=== The exercise ===
Repeat the listing in full, preserving every character.
-------- Working data --------
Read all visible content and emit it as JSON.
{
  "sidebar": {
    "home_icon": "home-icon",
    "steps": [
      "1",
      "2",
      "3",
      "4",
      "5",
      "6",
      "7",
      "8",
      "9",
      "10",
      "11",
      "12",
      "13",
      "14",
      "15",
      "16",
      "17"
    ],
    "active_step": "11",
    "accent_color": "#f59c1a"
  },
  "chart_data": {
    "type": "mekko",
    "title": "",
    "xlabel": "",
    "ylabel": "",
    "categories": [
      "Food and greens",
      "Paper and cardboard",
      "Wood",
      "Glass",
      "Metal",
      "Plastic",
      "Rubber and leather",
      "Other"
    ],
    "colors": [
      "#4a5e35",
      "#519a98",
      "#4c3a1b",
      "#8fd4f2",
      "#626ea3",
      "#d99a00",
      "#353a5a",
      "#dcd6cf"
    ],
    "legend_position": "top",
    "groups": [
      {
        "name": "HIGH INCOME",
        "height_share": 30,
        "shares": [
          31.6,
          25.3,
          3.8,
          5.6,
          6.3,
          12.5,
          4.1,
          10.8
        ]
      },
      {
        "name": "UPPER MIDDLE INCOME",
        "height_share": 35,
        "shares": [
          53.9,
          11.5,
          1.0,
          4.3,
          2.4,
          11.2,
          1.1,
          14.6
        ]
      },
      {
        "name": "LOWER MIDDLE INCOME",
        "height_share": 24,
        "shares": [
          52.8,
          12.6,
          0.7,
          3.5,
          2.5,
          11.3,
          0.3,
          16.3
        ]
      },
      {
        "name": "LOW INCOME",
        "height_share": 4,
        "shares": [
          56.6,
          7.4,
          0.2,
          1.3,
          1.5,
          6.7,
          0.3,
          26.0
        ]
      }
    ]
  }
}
--------
=== Output of the exercise ===
Read all visible content and emit it as JSON.
{
  "sidebar": {
    "home_icon": "home-icon",
    "steps": [
      "1",
      "2",
      "3",
      "4",
      "5",
      "6",
      "7",
      "8",
      "9",
      "10",
      "11",
      "12",
      "13",
      "14",
      "15",
      "16",
      "17"
    ],
    "active_step": "11",
    "accent_color": "#f59c1a"
  },
  "chart_data": {
    "type": "mekko",
    "title": "",
    "xlabel": "",
    "ylabel": "",
    "categories": [
      "Food and greens",
      "Paper and cardboard",
      "Wood",
      "Glass",
      "Metal",
      "Plastic",
      "Rubber and leather",
      "Other"
    ],
    "colors": [
      "#4a5e35",
      "#519a98",
      "#4c3a1b",
      "#8fd4f2",
      "#626ea3",
      "#d99a00",
      "#353a5a",
      "#dcd6cf"
    ],
    "legend_position": "top",
    "groups": [
      {
        "name": "HIGH INCOME",
        "height_share": 30,
        "shares": [
          31.6,
          25.3,
          3.8,
          5.6,
          6.3,
          12.5,
          4.1,
          10.8
        ]
      },
      {
        "name": "UPPER MIDDLE INCOME",
        "height_share": 35,
        "shares": [
          53.9,
          11.5,
          1.0,
          4.3,
          2.4,
          11.2,
          1.1,
          14.6
        ]
      },
      {
        "name": "LOWER MIDDLE INCOME",
        "height_share": 24,
        "shares": [
          52.8,
          12.6,
          0.7,
          3.5,
          2.5,
          11.3,
          0.3,
          16.3
        ]
      },
      {
        "name": "LOW INCOME",
        "height_share": 4,
        "shares": [
          56.6,
          7.4,
          0.2,
          1.3,
          1.5,
          6.7,
          0.3,
          26.0
        ]
      }
    ]
  }
}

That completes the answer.